◆ **Exercise instructions**: Collect all the lines that mention the word "Innovation".

◆ **Data**:
_ _ _ _ _

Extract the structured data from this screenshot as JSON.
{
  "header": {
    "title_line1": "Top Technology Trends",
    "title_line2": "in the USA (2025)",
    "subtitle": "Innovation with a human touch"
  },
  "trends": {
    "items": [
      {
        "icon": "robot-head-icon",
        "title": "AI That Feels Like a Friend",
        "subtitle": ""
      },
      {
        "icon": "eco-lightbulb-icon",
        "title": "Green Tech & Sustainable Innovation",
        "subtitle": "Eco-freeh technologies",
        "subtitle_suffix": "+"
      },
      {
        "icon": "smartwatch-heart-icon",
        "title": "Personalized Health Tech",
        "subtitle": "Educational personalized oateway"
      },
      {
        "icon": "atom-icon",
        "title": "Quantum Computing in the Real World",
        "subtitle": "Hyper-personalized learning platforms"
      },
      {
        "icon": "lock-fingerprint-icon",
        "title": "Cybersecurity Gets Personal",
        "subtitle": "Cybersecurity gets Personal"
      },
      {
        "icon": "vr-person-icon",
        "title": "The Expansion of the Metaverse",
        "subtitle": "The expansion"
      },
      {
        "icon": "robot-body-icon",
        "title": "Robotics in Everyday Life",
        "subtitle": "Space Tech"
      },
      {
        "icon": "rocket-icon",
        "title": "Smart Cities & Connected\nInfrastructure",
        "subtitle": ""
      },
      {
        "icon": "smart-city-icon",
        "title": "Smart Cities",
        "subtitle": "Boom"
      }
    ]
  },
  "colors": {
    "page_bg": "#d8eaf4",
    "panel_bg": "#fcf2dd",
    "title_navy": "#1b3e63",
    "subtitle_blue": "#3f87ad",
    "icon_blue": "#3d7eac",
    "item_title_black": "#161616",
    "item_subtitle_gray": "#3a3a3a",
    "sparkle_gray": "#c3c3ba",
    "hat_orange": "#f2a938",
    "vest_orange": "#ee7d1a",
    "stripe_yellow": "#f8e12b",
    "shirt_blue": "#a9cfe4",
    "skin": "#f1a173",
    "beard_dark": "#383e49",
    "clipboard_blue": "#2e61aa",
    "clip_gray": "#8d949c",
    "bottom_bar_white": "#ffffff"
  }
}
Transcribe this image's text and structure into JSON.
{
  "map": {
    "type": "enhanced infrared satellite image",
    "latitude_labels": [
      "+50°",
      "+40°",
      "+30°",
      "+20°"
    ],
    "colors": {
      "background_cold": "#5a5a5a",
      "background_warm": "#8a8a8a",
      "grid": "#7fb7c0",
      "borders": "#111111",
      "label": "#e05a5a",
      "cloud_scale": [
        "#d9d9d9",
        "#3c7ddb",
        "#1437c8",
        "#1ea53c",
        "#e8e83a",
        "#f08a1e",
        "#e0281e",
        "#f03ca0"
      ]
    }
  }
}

_ _ _ _ _

◆ **Output of the exercise**:
    "subtitle": "Innovation with a human touch"
        "title": "Green Tech & Sustainable Innovation",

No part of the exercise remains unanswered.